(Raw records)
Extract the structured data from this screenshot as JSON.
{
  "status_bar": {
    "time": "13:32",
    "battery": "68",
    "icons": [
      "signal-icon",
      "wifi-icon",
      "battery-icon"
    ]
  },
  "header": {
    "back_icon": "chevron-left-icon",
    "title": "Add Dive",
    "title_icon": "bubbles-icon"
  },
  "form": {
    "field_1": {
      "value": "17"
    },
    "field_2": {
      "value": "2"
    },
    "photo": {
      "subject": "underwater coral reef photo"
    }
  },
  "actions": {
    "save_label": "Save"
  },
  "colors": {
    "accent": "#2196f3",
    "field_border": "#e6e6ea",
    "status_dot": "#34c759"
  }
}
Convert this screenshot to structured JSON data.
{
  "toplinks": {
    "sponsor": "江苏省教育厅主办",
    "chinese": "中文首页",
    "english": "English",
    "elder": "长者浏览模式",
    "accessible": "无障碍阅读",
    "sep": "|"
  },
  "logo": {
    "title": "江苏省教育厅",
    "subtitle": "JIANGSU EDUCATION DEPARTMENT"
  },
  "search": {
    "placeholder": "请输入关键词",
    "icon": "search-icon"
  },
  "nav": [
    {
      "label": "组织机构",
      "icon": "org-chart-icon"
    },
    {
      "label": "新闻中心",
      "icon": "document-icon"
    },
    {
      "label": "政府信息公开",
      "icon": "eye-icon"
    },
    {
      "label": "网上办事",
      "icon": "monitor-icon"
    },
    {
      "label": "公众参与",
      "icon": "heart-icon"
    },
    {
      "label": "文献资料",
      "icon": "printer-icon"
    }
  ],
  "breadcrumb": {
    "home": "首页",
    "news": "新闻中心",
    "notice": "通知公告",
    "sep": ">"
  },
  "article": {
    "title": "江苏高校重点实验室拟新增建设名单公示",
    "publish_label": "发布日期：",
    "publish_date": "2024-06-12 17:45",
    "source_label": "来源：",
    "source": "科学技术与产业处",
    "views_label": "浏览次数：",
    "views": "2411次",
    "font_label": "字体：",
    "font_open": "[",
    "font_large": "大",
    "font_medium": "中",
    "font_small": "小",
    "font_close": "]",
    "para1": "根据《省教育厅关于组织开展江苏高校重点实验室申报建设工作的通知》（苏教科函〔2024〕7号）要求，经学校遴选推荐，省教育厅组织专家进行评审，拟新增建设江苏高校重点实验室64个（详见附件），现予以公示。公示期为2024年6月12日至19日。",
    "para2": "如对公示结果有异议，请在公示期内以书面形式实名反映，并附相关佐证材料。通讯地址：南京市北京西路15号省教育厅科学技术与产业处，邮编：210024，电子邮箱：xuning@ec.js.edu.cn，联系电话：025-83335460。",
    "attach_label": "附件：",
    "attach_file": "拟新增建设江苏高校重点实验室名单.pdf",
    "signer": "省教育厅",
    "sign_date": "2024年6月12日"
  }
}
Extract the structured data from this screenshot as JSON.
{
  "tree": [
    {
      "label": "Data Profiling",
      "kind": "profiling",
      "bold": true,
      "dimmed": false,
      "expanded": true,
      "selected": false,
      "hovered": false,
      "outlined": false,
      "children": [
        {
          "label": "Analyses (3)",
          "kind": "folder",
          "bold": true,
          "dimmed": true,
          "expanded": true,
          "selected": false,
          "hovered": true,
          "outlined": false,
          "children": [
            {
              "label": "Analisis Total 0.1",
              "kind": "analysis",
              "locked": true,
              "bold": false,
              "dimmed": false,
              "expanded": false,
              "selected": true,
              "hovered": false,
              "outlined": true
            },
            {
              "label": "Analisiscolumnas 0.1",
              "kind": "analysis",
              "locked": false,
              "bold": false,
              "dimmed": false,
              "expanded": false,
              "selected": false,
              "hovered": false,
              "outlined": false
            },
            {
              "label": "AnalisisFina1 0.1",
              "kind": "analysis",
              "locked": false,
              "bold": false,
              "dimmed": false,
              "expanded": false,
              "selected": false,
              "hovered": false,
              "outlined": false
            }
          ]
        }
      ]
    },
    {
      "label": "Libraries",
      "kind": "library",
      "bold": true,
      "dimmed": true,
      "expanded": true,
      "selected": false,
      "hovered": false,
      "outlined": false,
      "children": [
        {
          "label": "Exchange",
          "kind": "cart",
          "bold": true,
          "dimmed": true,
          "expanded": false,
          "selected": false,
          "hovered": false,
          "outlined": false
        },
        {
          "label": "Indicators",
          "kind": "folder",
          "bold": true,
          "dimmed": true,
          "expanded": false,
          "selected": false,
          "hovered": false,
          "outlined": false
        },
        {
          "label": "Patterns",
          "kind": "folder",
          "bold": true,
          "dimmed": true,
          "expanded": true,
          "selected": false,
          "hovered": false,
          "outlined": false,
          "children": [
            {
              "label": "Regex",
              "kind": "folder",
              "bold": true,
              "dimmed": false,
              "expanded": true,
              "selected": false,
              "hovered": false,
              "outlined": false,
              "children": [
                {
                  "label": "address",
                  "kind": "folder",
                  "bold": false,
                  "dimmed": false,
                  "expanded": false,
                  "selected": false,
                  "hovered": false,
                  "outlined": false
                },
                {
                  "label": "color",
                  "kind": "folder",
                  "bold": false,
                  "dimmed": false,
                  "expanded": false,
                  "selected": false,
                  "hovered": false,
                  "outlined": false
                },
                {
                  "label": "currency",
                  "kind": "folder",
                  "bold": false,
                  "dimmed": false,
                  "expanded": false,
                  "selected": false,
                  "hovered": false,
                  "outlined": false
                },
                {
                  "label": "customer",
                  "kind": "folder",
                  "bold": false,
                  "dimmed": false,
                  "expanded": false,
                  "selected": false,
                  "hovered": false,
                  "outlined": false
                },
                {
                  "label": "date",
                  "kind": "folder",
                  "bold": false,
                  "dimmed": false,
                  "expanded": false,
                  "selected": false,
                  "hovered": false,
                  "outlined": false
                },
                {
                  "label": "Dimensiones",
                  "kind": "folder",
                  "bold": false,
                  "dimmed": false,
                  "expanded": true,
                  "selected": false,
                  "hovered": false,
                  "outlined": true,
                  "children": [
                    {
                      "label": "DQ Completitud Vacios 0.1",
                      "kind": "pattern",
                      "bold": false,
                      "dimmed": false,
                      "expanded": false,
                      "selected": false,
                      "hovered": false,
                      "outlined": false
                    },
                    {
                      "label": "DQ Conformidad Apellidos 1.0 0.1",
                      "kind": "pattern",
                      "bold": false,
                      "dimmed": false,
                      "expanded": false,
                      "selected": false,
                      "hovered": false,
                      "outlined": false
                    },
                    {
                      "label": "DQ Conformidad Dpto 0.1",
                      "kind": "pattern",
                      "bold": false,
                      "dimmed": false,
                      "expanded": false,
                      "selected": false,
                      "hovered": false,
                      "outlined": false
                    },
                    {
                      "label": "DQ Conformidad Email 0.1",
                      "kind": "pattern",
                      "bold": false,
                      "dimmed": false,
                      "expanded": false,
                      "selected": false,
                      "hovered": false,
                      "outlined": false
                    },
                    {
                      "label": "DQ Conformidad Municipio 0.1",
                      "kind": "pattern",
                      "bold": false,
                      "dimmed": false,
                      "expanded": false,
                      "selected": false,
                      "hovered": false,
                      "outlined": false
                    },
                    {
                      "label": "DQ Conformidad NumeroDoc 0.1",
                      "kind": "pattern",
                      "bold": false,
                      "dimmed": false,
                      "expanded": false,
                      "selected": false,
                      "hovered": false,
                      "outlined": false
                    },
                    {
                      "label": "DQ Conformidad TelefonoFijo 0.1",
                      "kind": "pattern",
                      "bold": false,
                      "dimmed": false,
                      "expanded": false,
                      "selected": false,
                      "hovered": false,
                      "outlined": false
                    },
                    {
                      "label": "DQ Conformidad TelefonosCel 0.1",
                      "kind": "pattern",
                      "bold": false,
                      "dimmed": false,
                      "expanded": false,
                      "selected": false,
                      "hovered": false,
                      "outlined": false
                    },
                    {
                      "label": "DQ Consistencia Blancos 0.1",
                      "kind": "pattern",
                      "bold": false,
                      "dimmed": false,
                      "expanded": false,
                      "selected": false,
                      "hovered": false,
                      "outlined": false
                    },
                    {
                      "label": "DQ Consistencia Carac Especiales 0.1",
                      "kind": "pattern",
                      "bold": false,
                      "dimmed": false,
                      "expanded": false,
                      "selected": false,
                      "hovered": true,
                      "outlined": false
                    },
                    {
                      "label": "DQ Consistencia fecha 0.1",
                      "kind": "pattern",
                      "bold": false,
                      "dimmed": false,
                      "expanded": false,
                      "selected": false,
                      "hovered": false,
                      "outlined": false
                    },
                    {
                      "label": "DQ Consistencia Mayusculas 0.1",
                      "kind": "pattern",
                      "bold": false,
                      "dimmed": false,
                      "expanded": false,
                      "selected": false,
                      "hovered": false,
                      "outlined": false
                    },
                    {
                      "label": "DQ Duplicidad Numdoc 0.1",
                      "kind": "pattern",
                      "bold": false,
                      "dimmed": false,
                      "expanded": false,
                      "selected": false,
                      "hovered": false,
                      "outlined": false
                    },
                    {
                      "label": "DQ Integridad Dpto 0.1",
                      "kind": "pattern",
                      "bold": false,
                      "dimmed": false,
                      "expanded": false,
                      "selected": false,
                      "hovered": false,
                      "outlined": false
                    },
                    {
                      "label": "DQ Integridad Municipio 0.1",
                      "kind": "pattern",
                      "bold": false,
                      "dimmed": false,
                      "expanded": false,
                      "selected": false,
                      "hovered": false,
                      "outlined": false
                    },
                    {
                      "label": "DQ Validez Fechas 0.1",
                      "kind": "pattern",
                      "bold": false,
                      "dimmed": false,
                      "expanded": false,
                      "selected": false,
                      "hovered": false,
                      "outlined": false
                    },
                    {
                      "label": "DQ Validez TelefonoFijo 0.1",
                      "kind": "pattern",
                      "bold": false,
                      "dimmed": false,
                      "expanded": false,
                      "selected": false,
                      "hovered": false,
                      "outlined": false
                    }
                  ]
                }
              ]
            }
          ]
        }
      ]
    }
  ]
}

GIVEN TASK:
Copy, from the material above, each line in which the string "TelefonoFijo" occurs.

COMPLETE RESPONSE:
                      "label": "DQ Conformidad TelefonoFijo 0.1",
                      "label": "DQ Validez TelefonoFijo 0.1",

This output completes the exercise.